What to work on =>
Where a line holds the string "millones", return that line.
____ Material for the task
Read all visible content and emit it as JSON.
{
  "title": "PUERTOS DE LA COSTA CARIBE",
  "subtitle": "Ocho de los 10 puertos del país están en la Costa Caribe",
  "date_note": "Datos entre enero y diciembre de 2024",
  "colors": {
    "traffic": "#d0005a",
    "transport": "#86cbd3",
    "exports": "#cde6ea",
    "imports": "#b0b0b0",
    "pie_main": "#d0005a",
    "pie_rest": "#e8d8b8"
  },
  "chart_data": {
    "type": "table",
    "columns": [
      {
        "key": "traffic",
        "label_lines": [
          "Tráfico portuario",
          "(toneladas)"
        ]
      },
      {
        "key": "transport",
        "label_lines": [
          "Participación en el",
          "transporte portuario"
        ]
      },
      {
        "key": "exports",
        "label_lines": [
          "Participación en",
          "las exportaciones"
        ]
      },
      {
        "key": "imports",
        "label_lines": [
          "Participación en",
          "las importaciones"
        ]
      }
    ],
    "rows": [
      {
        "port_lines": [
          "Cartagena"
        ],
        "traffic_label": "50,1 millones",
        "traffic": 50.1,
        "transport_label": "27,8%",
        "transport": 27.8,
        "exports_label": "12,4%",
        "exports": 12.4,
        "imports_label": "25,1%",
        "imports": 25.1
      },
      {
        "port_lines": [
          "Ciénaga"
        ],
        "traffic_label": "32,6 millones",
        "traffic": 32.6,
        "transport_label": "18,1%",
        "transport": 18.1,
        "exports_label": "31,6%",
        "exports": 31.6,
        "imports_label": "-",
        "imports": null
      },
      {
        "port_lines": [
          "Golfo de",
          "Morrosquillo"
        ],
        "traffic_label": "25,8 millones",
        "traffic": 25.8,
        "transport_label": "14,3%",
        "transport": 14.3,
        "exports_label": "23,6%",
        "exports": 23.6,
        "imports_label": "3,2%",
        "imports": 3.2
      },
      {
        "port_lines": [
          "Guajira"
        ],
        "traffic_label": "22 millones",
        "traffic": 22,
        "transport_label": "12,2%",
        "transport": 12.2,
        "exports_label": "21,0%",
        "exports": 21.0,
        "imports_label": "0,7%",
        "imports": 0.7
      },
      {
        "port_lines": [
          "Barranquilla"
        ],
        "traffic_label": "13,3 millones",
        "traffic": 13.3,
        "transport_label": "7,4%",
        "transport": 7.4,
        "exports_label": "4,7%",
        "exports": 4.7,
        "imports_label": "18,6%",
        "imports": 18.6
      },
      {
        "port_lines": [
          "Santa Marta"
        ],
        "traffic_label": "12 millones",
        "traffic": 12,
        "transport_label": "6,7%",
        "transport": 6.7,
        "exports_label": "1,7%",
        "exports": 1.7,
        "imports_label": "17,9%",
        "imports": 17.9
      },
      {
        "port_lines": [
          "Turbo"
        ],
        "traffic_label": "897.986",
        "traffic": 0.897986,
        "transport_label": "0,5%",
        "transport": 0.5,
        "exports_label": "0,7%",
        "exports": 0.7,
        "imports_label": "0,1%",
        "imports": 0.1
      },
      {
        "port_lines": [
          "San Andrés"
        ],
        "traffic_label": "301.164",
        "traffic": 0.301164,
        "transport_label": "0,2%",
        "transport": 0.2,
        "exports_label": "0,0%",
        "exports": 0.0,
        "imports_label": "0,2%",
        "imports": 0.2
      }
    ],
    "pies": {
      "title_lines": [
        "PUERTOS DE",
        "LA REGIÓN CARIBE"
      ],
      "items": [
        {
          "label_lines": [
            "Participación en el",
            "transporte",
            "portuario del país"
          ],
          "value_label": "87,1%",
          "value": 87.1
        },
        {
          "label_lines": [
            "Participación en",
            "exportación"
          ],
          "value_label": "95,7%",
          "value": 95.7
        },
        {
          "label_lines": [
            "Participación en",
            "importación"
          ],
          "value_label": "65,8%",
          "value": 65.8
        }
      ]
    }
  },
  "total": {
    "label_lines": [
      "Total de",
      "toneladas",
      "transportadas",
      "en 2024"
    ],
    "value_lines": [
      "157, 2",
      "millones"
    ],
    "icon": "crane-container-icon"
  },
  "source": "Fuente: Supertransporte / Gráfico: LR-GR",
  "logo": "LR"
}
________
Full response =>
        "traffic_label": "50,1 millones",
        "traffic_label": "32,6 millones",
        "traffic_label": "25,8 millones",
        "traffic_label": "22 millones",
        "traffic_label": "13,3 millones",
        "traffic_label": "12 millones",
      "millones"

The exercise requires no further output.